▶ _What you have to do_
Copy out every line of the items below word for word, with nothing changed.

[Layout coordinate data]
+++

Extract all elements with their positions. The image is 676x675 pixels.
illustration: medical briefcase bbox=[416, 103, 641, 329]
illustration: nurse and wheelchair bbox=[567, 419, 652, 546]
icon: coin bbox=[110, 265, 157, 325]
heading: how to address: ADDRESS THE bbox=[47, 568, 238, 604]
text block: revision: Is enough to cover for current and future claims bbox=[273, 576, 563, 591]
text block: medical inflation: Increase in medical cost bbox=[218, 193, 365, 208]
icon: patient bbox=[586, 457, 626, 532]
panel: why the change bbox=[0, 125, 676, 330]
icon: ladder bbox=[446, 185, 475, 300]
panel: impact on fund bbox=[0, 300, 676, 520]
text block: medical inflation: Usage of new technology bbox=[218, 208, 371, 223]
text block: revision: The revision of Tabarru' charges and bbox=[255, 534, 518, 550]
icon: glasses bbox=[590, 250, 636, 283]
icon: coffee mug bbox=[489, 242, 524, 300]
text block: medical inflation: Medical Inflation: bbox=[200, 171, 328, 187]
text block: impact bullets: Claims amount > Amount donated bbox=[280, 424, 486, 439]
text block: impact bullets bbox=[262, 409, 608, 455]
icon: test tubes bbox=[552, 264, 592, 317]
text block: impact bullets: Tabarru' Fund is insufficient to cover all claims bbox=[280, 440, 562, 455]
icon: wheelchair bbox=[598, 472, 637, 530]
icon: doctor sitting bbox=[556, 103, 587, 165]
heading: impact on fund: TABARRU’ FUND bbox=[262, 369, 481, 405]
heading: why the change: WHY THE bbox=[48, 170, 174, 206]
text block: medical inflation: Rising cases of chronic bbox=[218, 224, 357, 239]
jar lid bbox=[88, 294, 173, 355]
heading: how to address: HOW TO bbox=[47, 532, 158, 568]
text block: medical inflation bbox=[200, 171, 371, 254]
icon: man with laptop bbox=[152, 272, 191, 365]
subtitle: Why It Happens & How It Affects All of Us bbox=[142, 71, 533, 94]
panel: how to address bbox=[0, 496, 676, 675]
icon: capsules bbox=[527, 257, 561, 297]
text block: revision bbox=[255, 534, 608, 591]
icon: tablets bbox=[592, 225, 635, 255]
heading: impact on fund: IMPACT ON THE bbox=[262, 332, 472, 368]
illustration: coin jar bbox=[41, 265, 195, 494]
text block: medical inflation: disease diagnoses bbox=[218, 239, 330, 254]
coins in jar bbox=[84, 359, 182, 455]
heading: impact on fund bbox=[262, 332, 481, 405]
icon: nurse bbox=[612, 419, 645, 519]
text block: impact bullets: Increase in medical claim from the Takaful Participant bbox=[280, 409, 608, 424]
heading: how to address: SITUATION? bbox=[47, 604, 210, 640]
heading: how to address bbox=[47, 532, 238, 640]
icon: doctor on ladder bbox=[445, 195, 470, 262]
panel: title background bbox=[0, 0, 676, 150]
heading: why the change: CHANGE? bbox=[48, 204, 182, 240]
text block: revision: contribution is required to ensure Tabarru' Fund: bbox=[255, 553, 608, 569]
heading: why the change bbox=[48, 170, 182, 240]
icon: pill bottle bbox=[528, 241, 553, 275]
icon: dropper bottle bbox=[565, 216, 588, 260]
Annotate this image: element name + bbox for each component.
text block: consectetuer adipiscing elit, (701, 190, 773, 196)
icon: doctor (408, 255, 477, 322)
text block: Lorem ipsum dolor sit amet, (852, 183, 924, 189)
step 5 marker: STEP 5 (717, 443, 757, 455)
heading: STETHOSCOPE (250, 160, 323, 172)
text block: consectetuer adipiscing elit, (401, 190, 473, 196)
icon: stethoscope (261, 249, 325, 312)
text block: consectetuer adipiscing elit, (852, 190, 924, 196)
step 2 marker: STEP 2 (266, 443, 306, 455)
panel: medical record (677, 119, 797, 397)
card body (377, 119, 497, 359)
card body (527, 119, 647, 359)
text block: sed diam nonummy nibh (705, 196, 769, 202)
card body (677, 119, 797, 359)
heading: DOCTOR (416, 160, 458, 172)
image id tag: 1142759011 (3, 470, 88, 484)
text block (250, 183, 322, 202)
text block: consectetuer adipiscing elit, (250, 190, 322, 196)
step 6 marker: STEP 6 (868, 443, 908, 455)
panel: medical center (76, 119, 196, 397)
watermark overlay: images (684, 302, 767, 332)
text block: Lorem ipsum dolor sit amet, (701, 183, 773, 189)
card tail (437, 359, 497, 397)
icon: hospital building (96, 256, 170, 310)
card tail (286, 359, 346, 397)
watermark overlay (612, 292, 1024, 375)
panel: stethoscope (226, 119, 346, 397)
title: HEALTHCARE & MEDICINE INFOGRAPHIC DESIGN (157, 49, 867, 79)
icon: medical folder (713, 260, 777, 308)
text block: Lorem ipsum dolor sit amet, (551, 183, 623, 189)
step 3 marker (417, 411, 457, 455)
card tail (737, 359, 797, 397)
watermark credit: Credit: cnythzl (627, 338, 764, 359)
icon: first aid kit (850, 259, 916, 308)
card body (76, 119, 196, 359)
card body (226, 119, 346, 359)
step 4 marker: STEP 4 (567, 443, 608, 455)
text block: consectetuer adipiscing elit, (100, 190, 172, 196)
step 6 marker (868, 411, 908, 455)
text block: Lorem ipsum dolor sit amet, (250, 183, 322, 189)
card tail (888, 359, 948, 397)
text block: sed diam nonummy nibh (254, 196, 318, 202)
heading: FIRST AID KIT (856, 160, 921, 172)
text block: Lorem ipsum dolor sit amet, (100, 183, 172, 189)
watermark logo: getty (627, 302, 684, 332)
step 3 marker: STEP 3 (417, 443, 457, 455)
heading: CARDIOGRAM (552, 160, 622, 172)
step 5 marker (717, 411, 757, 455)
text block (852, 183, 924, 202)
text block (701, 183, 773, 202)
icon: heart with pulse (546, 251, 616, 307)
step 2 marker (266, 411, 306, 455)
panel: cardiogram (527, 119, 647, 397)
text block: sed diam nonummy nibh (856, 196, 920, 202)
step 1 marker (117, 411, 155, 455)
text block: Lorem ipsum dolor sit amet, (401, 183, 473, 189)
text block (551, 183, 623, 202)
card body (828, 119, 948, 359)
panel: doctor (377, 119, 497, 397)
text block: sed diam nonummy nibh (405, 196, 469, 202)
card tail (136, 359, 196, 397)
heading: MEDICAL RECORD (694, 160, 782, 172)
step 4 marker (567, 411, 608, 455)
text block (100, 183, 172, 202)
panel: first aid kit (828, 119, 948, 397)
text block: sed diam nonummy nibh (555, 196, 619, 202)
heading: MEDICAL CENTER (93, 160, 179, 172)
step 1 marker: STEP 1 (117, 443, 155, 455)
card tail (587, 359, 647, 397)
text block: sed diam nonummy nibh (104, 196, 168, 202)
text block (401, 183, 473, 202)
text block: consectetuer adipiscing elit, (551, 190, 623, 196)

+++

▶ _Worked solution_
Extract all elements with their positions. The image is 676x675 pixels.
illustration: medical briefcase bbox=[416, 103, 641, 329]
illustration: nurse and wheelchair bbox=[567, 419, 652, 546]
icon: coin bbox=[110, 265, 157, 325]
heading: how to address: ADDRESS THE bbox=[47, 568, 238, 604]
text block: revision: Is enough to cover for current and future claims bbox=[273, 576, 563, 591]
text block: medical inflation: Increase in medical cost bbox=[218, 193, 365, 208]
icon: patient bbox=[586, 457, 626, 532]
panel: why the change bbox=[0, 125, 676, 330]
icon: ladder bbox=[446, 185, 475, 300]
panel: impact on fund bbox=[0, 300, 676, 520]
text block: medical inflation: Usage of new technology bbox=[218, 208, 371, 223]
text block: revision: The revision of Tabarru' charges and bbox=[255, 534, 518, 550]
icon: glasses bbox=[590, 250, 636, 283]
icon: coffee mug bbox=[489, 242, 524, 300]
text block: medical inflation: Medical Inflation: bbox=[200, 171, 328, 187]
text block: impact bullets: Claims amount > Amount donated bbox=[280, 424, 486, 439]
text block: impact bullets bbox=[262, 409, 608, 455]
icon: test tubes bbox=[552, 264, 592, 317]
text block: impact bullets: Tabarru' Fund is insufficient to cover all claims bbox=[280, 440, 562, 455]
icon: wheelchair bbox=[598, 472, 637, 530]
icon: doctor sitting bbox=[556, 103, 587, 165]
heading: impact on fund: TABARRU’ FUND bbox=[262, 369, 481, 405]
heading: why the change: WHY THE bbox=[48, 170, 174, 206]
text block: medical inflation: Rising cases of chronic bbox=[218, 224, 357, 239]
jar lid bbox=[88, 294, 173, 355]
heading: how to address: HOW TO bbox=[47, 532, 158, 568]
text block: medical inflation bbox=[200, 171, 371, 254]
icon: man with laptop bbox=[152, 272, 191, 365]
subtitle: Why It Happens & How It Affects All of Us bbox=[142, 71, 533, 94]
panel: how to address bbox=[0, 496, 676, 675]
icon: capsules bbox=[527, 257, 561, 297]
text block: revision bbox=[255, 534, 608, 591]
icon: tablets bbox=[592, 225, 635, 255]
heading: impact on fund: IMPACT ON THE bbox=[262, 332, 472, 368]
illustration: coin jar bbox=[41, 265, 195, 494]
text block: medical inflation: disease diagnoses bbox=[218, 239, 330, 254]
coins in jar bbox=[84, 359, 182, 455]
heading: impact on fund bbox=[262, 332, 481, 405]
icon: nurse bbox=[612, 419, 645, 519]
text block: impact bullets: Increase in medical claim from the Takaful Participant bbox=[280, 409, 608, 424]
heading: how to address: SITUATION? bbox=[47, 604, 210, 640]
heading: how to address bbox=[47, 532, 238, 640]
icon: doctor on ladder bbox=[445, 195, 470, 262]
panel: title background bbox=[0, 0, 676, 150]
heading: why the change: CHANGE? bbox=[48, 204, 182, 240]
text block: revision: contribution is required to ensure Tabarru' Fund: bbox=[255, 553, 608, 569]
heading: why the change bbox=[48, 170, 182, 240]
icon: pill bottle bbox=[528, 241, 553, 275]
icon: dropper bottle bbox=[565, 216, 588, 260]
Annotate this image: element name + bbox for each component.
text block: consectetuer adipiscing elit, (701, 190, 773, 196)
icon: doctor (408, 255, 477, 322)
text block: Lorem ipsum dolor sit amet, (852, 183, 924, 189)
step 5 marker: STEP 5 (717, 443, 757, 455)
heading: STETHOSCOPE (250, 160, 323, 172)
text block: consectetuer adipiscing elit, (401, 190, 473, 196)
icon: stethoscope (261, 249, 325, 312)
text block: consectetuer adipiscing elit, (852, 190, 924, 196)
step 2 marker: STEP 2 (266, 443, 306, 455)
panel: medical record (677, 119, 797, 397)
card body (377, 119, 497, 359)
card body (527, 119, 647, 359)
text block: sed diam nonummy nibh (705, 196, 769, 202)
card body (677, 119, 797, 359)
heading: DOCTOR (416, 160, 458, 172)
image id tag: 1142759011 (3, 470, 88, 484)
text block (250, 183, 322, 202)
text block: consectetuer adipiscing elit, (250, 190, 322, 196)
step 6 marker: STEP 6 (868, 443, 908, 455)
panel: medical center (76, 119, 196, 397)
watermark overlay: images (684, 302, 767, 332)
text block: Lorem ipsum dolor sit amet, (701, 183, 773, 189)
card tail (437, 359, 497, 397)
icon: hospital building (96, 256, 170, 310)
card tail (286, 359, 346, 397)
watermark overlay (612, 292, 1024, 375)
panel: stethoscope (226, 119, 346, 397)
title: HEALTHCARE & MEDICINE INFOGRAPHIC DESIGN (157, 49, 867, 79)
icon: medical folder (713, 260, 777, 308)
text block: Lorem ipsum dolor sit amet, (551, 183, 623, 189)
step 3 marker (417, 411, 457, 455)
card tail (737, 359, 797, 397)
watermark credit: Credit: cnythzl (627, 338, 764, 359)
icon: first aid kit (850, 259, 916, 308)
card body (76, 119, 196, 359)
card body (226, 119, 346, 359)
step 4 marker: STEP 4 (567, 443, 608, 455)
text block: consectetuer adipiscing elit, (100, 190, 172, 196)
step 6 marker (868, 411, 908, 455)
text block: Lorem ipsum dolor sit amet, (250, 183, 322, 189)
card tail (888, 359, 948, 397)
text block: sed diam nonummy nibh (254, 196, 318, 202)
heading: FIRST AID KIT (856, 160, 921, 172)
text block: Lorem ipsum dolor sit amet, (100, 183, 172, 189)
watermark logo: getty (627, 302, 684, 332)
step 3 marker: STEP 3 (417, 443, 457, 455)
heading: CARDIOGRAM (552, 160, 622, 172)
step 5 marker (717, 411, 757, 455)
text block (852, 183, 924, 202)
text block (701, 183, 773, 202)
icon: heart with pulse (546, 251, 616, 307)
step 2 marker (266, 411, 306, 455)
panel: cardiogram (527, 119, 647, 397)
text block: sed diam nonummy nibh (856, 196, 920, 202)
step 1 marker (117, 411, 155, 455)
text block: Lorem ipsum dolor sit amet, (401, 183, 473, 189)
text block (551, 183, 623, 202)
card body (828, 119, 948, 359)
panel: doctor (377, 119, 497, 397)
text block: sed diam nonummy nibh (405, 196, 469, 202)
card tail (136, 359, 196, 397)
heading: MEDICAL RECORD (694, 160, 782, 172)
step 4 marker (567, 411, 608, 455)
text block (100, 183, 172, 202)
panel: first aid kit (828, 119, 948, 397)
text block: sed diam nonummy nibh (555, 196, 619, 202)
heading: MEDICAL CENTER (93, 160, 179, 172)
step 1 marker: STEP 1 (117, 443, 155, 455)
card tail (587, 359, 647, 397)
text block: sed diam nonummy nibh (104, 196, 168, 202)
text block (401, 183, 473, 202)
text block: consectetuer adipiscing elit, (551, 190, 623, 196)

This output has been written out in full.